··· Texte ···

Après Ceuta, Von der Leyen veut une "réponse européenne commune" pour "renforcer les frontières"
La présidente de la Commission européenne Ursula von der Leyen a appelé lundi à trouver une "réponse européenne commune", après l'afflux illégal et inédit de dizaines de milliers de personnes à Ceuta, enclave espagnole en Afrique du Nord, au cours duquel au moins 72 migrants ont perdu la vie côté espagnol et au moins 11 côté marocain.
L'arrivée en masse de ces jeunes jeudi et vendredi a déclenché une crise diplomatique entre l'Espagne et certains de ses partenaires européens les plus critiques de sa politique migratoire, en particulier l'Italie de la cheffe de gouvernement d'extrême droite Giorgia Meloni.

··· Données fournies ···

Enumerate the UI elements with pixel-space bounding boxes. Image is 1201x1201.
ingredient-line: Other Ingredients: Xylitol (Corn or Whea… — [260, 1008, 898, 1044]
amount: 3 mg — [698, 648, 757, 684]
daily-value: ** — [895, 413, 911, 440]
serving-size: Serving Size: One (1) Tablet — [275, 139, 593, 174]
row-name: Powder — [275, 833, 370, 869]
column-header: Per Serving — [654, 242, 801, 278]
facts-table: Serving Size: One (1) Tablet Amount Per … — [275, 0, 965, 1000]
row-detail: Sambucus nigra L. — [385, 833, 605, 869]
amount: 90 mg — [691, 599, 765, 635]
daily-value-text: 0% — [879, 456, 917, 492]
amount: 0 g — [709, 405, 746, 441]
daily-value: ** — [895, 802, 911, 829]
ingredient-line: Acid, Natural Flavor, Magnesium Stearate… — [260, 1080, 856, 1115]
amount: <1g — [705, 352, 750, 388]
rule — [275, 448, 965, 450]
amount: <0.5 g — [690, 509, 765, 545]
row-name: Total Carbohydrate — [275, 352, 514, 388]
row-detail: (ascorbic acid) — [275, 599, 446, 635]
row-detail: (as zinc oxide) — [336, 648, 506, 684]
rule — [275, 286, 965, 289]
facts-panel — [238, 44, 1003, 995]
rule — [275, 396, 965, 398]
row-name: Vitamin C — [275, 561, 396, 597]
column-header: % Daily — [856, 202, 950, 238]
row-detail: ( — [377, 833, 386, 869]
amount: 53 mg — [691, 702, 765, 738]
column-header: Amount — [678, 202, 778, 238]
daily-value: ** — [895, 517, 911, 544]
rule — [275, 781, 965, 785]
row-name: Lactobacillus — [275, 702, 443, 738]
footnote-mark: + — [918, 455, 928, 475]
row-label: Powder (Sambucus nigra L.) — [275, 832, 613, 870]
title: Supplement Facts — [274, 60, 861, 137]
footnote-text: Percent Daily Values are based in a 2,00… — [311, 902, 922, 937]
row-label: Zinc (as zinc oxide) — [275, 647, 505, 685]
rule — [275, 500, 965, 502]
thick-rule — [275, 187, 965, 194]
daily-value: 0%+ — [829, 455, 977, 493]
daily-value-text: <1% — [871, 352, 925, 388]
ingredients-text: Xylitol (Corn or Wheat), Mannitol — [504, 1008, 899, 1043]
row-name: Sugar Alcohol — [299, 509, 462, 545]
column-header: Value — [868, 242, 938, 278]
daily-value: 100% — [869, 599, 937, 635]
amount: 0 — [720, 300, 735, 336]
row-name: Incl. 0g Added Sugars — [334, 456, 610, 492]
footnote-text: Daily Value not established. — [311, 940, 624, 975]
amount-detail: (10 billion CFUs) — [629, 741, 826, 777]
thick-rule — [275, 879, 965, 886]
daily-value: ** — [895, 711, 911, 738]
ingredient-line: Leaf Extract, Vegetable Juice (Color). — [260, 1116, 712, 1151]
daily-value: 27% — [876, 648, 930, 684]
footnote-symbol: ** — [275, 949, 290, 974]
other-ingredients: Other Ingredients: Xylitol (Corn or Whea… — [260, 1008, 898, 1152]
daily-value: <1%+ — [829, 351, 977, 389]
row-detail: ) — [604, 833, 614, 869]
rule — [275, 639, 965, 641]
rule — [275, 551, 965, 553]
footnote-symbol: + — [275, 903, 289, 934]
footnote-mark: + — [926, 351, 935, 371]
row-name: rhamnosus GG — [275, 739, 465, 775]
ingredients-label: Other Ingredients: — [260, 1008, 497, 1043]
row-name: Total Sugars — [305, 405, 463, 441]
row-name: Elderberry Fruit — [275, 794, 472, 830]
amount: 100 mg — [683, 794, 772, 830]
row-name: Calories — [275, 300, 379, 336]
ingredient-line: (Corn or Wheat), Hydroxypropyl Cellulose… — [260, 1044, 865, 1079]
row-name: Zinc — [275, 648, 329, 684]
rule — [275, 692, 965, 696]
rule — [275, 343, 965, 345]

···

Dans le texte sur l'afflux de migrants à Ceuta, quel pays est cité en particulier parmi les partenaires européens les plus critiques de la politique migratoire espagnole ? Ces données proviennent d'une autre source que le texte.

* Votre réponse *
L'Italie, dirigée par la cheffe de gouvernement Giorgia Meloni.